_The exercise_
Go over the entries below line by line, copying each one that contains the word "Bardhaman".

_Recorded data_
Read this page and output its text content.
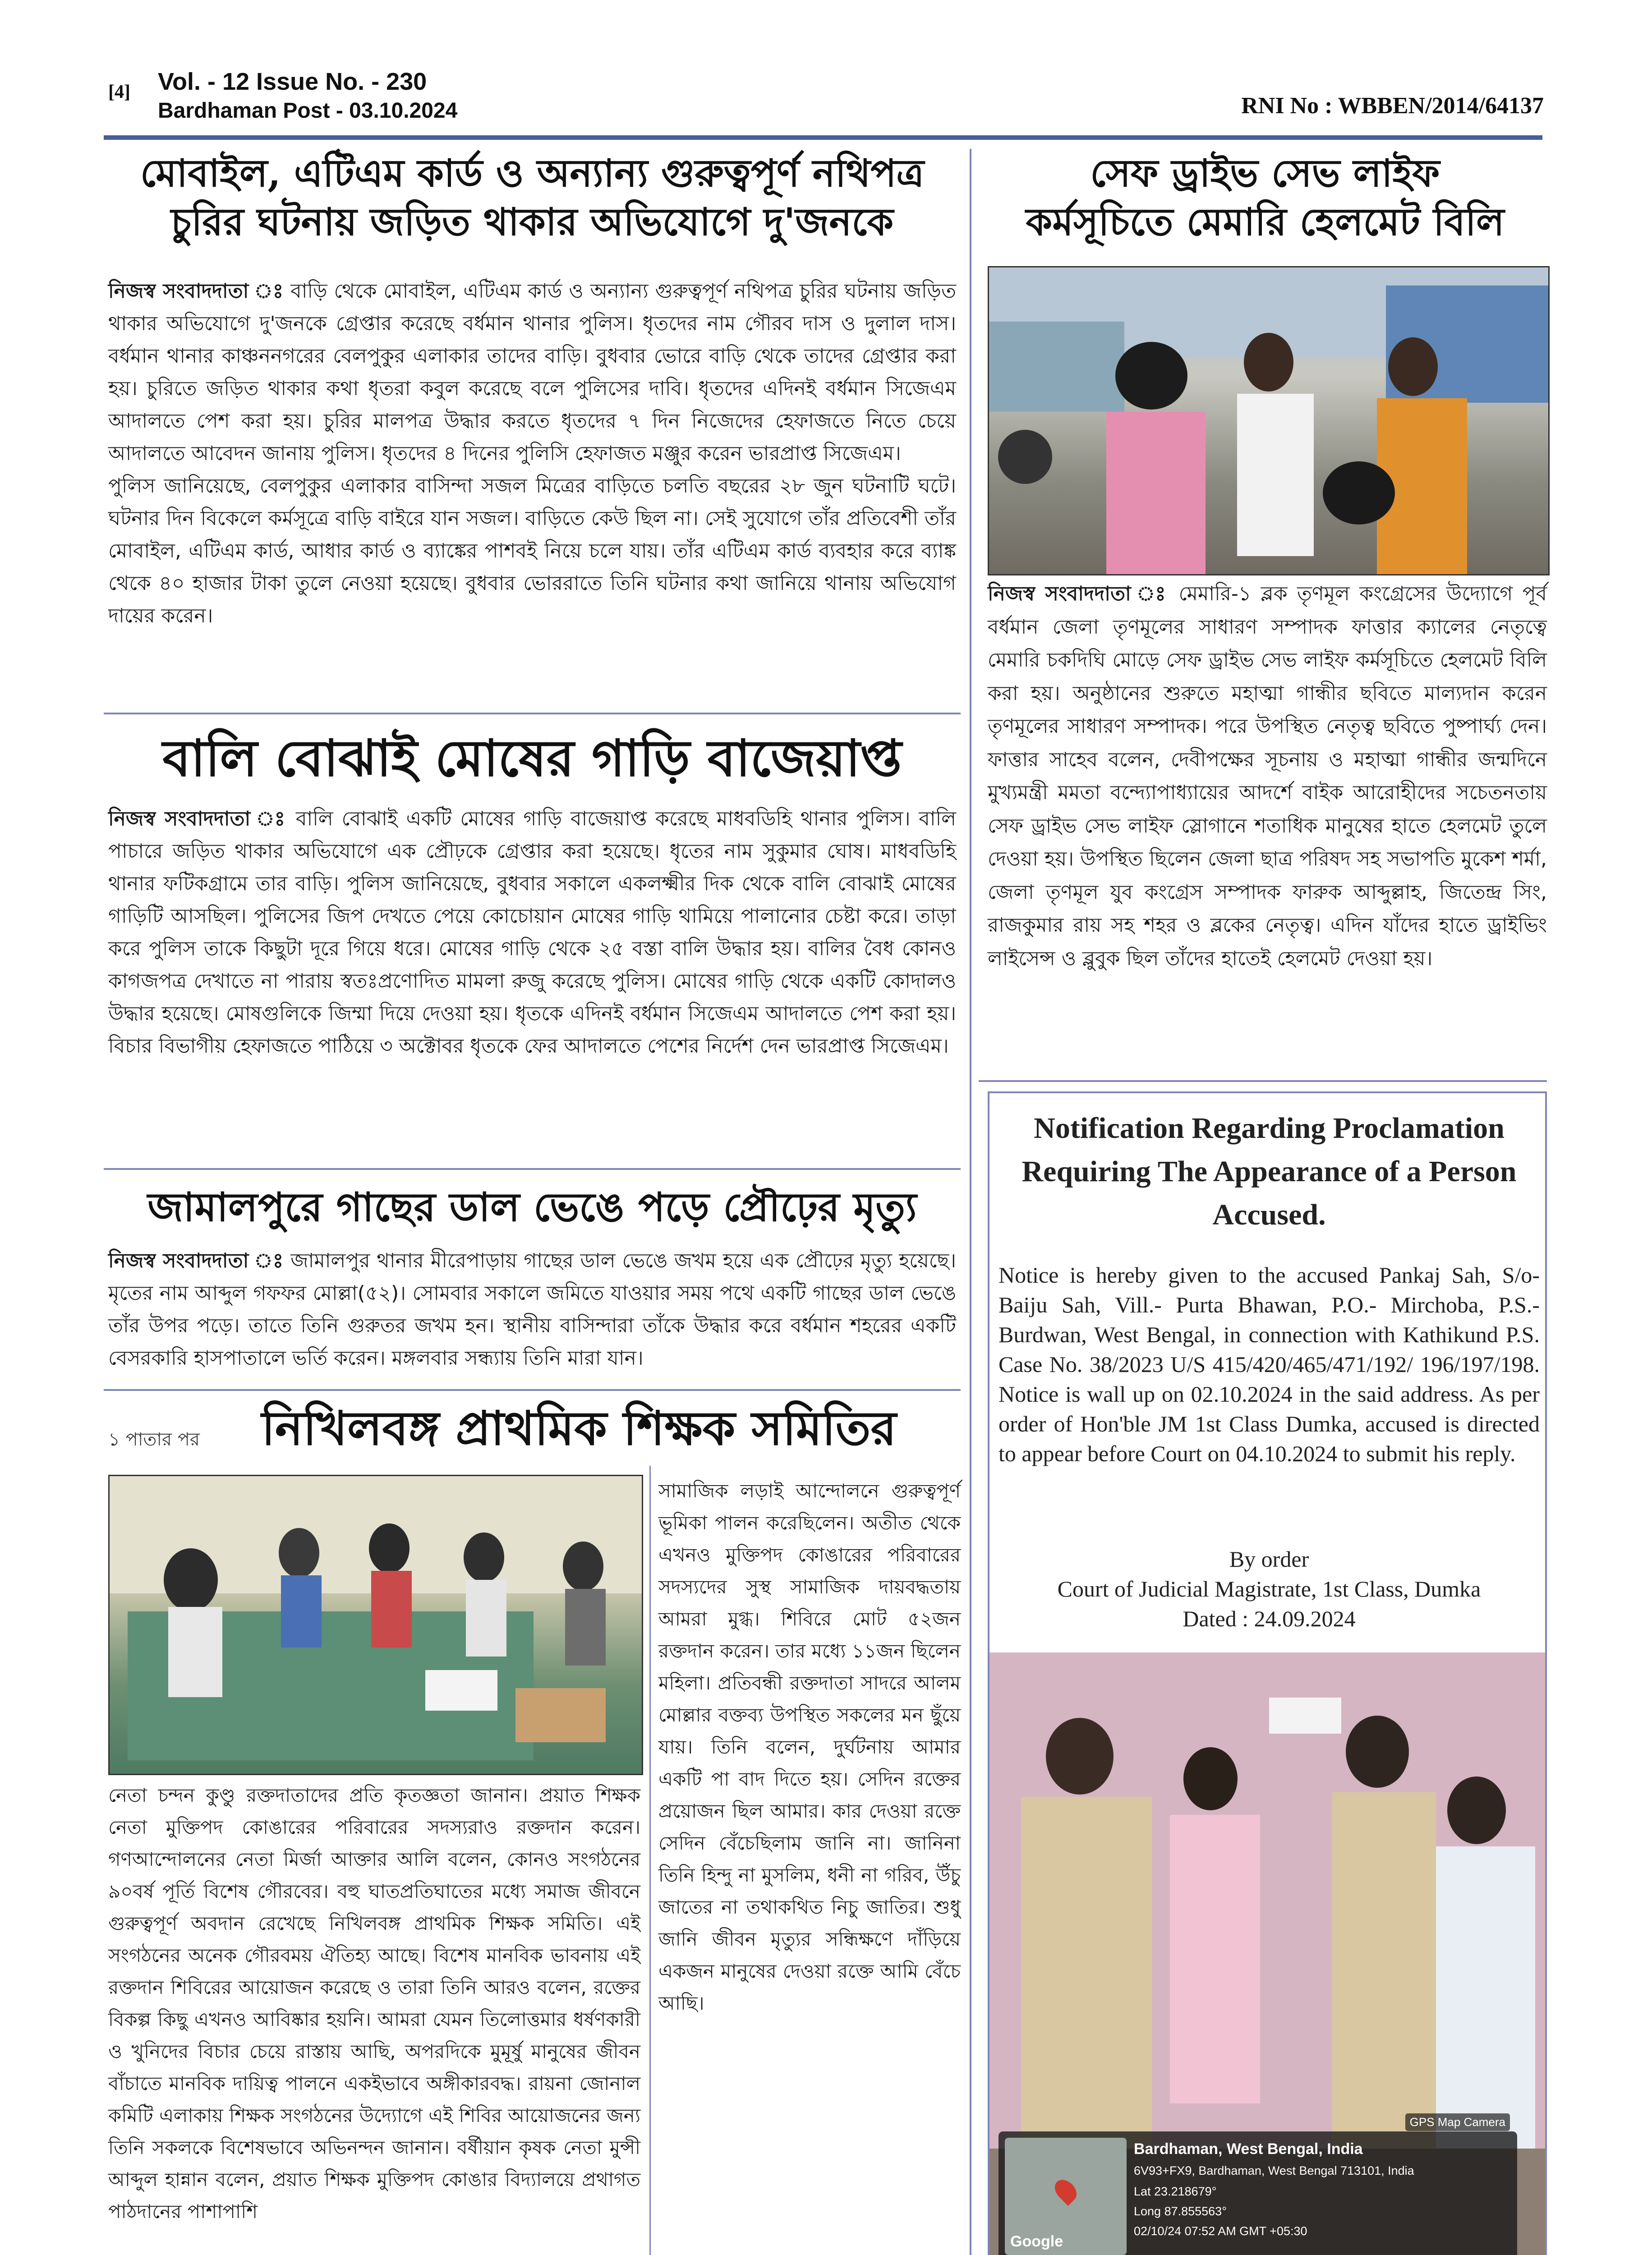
[4] Vol. - 12 Issue No. - 230
Bardhaman Post - 03.10.2024	RNI No : WBBEN/2014/64137
মোবাইল, এটিএম কার্ড ও অন্যান্য গুরুত্বপূর্ণ নথিপত্র
চুরির ঘটনায় জড়িত থাকার অভিযোগে দু'জনকে

নিজস্ব সংবাদদাতা ঃ বাড়ি থেকে মোবাইল, এটিএম কার্ড ও অন্যান্য গুরুত্বপূর্ণ নথিপত্র চুরির ঘটনায় জড়িত থাকার অভিযোগে দু'জনকে গ্রেপ্তার করেছে বর্ধমান থানার পুলিস। ধৃতদের নাম গৌরব দাস ও দুলাল দাস। বর্ধমান থানার কাঞ্চননগরের বেলপুকুর এলাকার তাদের বাড়ি। বুধবার ভোরে বাড়ি থেকে তাদের গ্রেপ্তার করা হয়। চুরিতে জড়িত থাকার কথা ধৃতরা কবুল করেছে বলে পুলিসের দাবি। ধৃতদের এদিনই বর্ধমান সিজেএম আদালতে পেশ করা হয়। চুরির মালপত্র উদ্ধার করতে ধৃতদের ৭ দিন নিজেদের হেফাজতে নিতে চেয়ে আদালতে আবেদন জানায় পুলিস। ধৃতদের ৪ দিনের পুলিসি হেফাজত মঞ্জুর করেন ভারপ্রাপ্ত সিজেএম।

পুলিস জানিয়েছে, বেলপুকুর এলাকার বাসিন্দা সজল মিত্রের বাড়িতে চলতি বছরের ২৮ জুন ঘটনাটি ঘটে। ঘটনার দিন বিকেলে কর্মসূত্রে বাড়ি বাইরে যান সজল। বাড়িতে কেউ ছিল না। সেই সুযোগে তাঁর প্রতিবেশী তাঁর মোবাইল, এটিএম কার্ড, আধার কার্ড ও ব্যাঙ্কের পাশবই নিয়ে চলে যায়। তাঁর এটিএম কার্ড ব্যবহার করে ব্যাঙ্ক থেকে ৪০ হাজার টাকা তুলে নেওয়া হয়েছে। বুধবার ভোররাতে তিনি ঘটনার কথা জানিয়ে থানায় অভিযোগ দায়ের করেন।

বালি বোঝাই মোষের গাড়ি বাজেয়াপ্ত

নিজস্ব সংবাদদাতা ঃ বালি বোঝাই একটি মোষের গাড়ি বাজেয়াপ্ত করেছে মাধবডিহি থানার পুলিস। বালি পাচারে জড়িত থাকার অভিযোগে এক প্রৌঢ়কে গ্রেপ্তার করা হয়েছে। ধৃতের নাম সুকুমার ঘোষ। মাধবডিহি থানার ফটিকগ্রামে তার বাড়ি। পুলিস জানিয়েছে, বুধবার সকালে একলক্ষ্মীর দিক থেকে বালি বোঝাই মোষের গাড়িটি আসছিল। পুলিসের জিপ দেখতে পেয়ে কোচোয়ান মোষের গাড়ি থামিয়ে পালানোর চেষ্টা করে। তাড়া করে পুলিস তাকে কিছুটা দূরে গিয়ে ধরে। মোষের গাড়ি থেকে ২৫ বস্তা বালি উদ্ধার হয়। বালির বৈধ কোনও কাগজপত্র দেখাতে না পারায় স্বতঃপ্রণোদিত মামলা রুজু করেছে পুলিস। মোষের গাড়ি থেকে একটি কোদালও উদ্ধার হয়েছে। মোষগুলিকে জিম্মা দিয়ে দেওয়া হয়। ধৃতকে এদিনই বর্ধমান সিজেএম আদালতে পেশ করা হয়। বিচার বিভাগীয় হেফাজতে পাঠিয়ে ৩ অক্টোবর ধৃতকে ফের আদালতে পেশের নির্দেশ দেন ভারপ্রাপ্ত সিজেএম।

জামালপুরে গাছের ডাল ভেঙে পড়ে প্রৌঢ়ের মৃত্যু

নিজস্ব সংবাদদাতা ঃ জামালপুর থানার মীরেপাড়ায় গাছের ডাল ভেঙে জখম হয়ে এক প্রৌঢ়ের মৃত্যু হয়েছে। মৃতের নাম আব্দুল গফফর মোল্লা(৫২)। সোমবার সকালে জমিতে যাওয়ার সময় পথে একটি গাছের ডাল ভেঙে তাঁর উপর পড়ে। তাতে তিনি গুরুতর জখম হন। স্থানীয় বাসিন্দারা তাঁকে উদ্ধার করে বর্ধমান শহরের একটি বেসরকারি হাসপাতালে ভর্তি করেন। মঙ্গলবার সন্ধ্যায় তিনি মারা যান।

১ পাতার পর নিখিলবঙ্গ প্রাথমিক শিক্ষক সমিতির
নেতা চন্দন কুণ্ডু রক্তদাতাদের প্রতি কৃতজ্ঞতা জানান। প্রয়াত শিক্ষক নেতা মুক্তিপদ কোঙারের পরিবারের সদস্যরাও রক্তদান করেন। গণআন্দোলনের নেতা মির্জা আক্তার আলি বলেন, কোনও সংগঠনের ৯০বর্ষ পূর্তি বিশেষ গৌরবের। বহু ঘাতপ্রতিঘাতের মধ্যে সমাজ জীবনে গুরুত্বপূর্ণ অবদান রেখেছে নিখিলবঙ্গ প্রাথমিক শিক্ষক সমিতি। এই সংগঠনের অনেক গৌরবময় ঐতিহ্য আছে। বিশেষ মানবিক ভাবনায় এই রক্তদান শিবিরের আয়োজন করেছে ও তারা তিনি আরও বলেন, রক্তের বিকল্প কিছু এখনও আবিষ্কার হয়নি। আমরা যেমন তিলোত্তমার ধর্ষণকারী ও খুনিদের বিচার চেয়ে রাস্তায় আছি, অপরদিকে মুমূর্ষু মানুষের জীবন বাঁচাতে মানবিক দায়িত্ব পালনে একইভাবে অঙ্গীকারবদ্ধ। রায়না জোনাল কমিটি এলাকায় শিক্ষক সংগঠনের উদ্যোগে এই শিবির আয়োজনের জন্য তিনি সকলকে বিশেষভাবে অভিনন্দন জানান। বর্ষীয়ান কৃষক নেতা মুন্সী আব্দুল হান্নান বলেন, প্রয়াত শিক্ষক মুক্তিপদ কোঙার বিদ্যালয়ে প্রথাগত পাঠদানের পাশাপাশি
সামাজিক লড়াই আন্দোলনে গুরুত্বপূর্ণ ভূমিকা পালন করেছিলেন। অতীত থেকে এখনও মুক্তিপদ কোঙারের পরিবারের সদস্যদের সুস্থ সামাজিক দায়বদ্ধতায় আমরা মুগ্ধ। শিবিরে মোট ৫২জন রক্তদান করেন। তার মধ্যে ১১জন ছিলেন মহিলা। প্রতিবন্ধী রক্তদাতা সাদরে আলম মোল্লার বক্তব্য উপস্থিত সকলের মন ছুঁয়ে যায়। তিনি বলেন, দুর্ঘটনায় আমার একটি পা বাদ দিতে হয়। সেদিন রক্তের প্রয়োজন ছিল আমার। কার দেওয়া রক্তে সেদিন বেঁচেছিলাম জানি না। জানিনা তিনি হিন্দু না মুসলিম, ধনী না গরিব, উঁচু জাতের না তথাকথিত নিচু জাতির। শুধু জানি জীবন মৃত্যুর সন্ধিক্ষণে দাঁড়িয়ে একজন মানুষের দেওয়া রক্তে আমি বেঁচে আছি।
সেফ ড্রাইভ সেভ লাইফ
কর্মসূচিতে মেমারি হেলমেট বিলি

নিজস্ব সংবাদদাতা ঃ মেমারি-১ ব্লক তৃণমূল কংগ্রেসের উদ্যোগে পূর্ব বর্ধমান জেলা তৃণমূলের সাধারণ সম্পাদক ফাত্তার ক্যালের নেতৃত্বে মেমারি চকদিঘি মোড়ে সেফ ড্রাইভ সেভ লাইফ কর্মসূচিতে হেলমেট বিলি করা হয়। অনুষ্ঠানের শুরুতে মহাত্মা গান্ধীর ছবিতে মাল্যদান করেন তৃণমূলের সাধারণ সম্পাদক। পরে উপস্থিত নেতৃত্ব ছবিতে পুষ্পার্ঘ্য দেন। ফাত্তার সাহেব বলেন, দেবীপক্ষের সূচনায় ও মহাত্মা গান্ধীর জন্মদিনে মুখ্যমন্ত্রী মমতা বন্দ্যোপাধ্যায়ের আদর্শে বাইক আরোহীদের সচেতনতায় সেফ ড্রাইভ সেভ লাইফ স্লোগানে শতাধিক মানুষের হাতে হেলমেট তুলে দেওয়া হয়। উপস্থিত ছিলেন জেলা ছাত্র পরিষদ সহ সভাপতি মুকেশ শর্মা, জেলা তৃণমূল যুব কংগ্রেস সম্পাদক ফারুক আব্দুল্লাহ, জিতেন্দ্র সিং, রাজকুমার রায় সহ শহর ও ব্লকের নেতৃত্ব। এদিন যাঁদের হাতে ড্রাইভিং লাইসেন্স ও ব্লুবুক ছিল তাঁদের হাতেই হেলমেট দেওয়া হয়।

Notification Regarding Proclamation Requiring The Appearance of a Person Accused.
Notice is hereby given to the accused Pankaj Sah, S/o- Baiju Sah, Vill.- Purta Bhawan, P.O.- Mirchoba, P.S.- Burdwan, West Bengal, in connection with Kathikund P.S. Case No. 38/2023 U/S 415/420/465/471/192/ 196/197/198. Notice is wall up on 02.10.2024 in the said address. As per order of Hon'ble JM 1st Class Dumka, accused is directed to appear before Court on 04.10.2024 to submit his reply.
By order
Court of Judicial Magistrate, 1st Class, Dumka
Dated : 24.09.2024
Google
GPS Map Camera
Bardhaman, West Bengal, India
6V93+FX9, Bardhaman, West Bengal 713101, India
Lat 23.218679°
Long 87.855563°
02/10/24 07:52 AM GMT +05:30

_Exercise output_
Bardhaman Post - 03.10.2024	RNI No : WBBEN/2014/64137
Bardhaman, West Bengal, India
6V93+FX9, Bardhaman, West Bengal 713101, India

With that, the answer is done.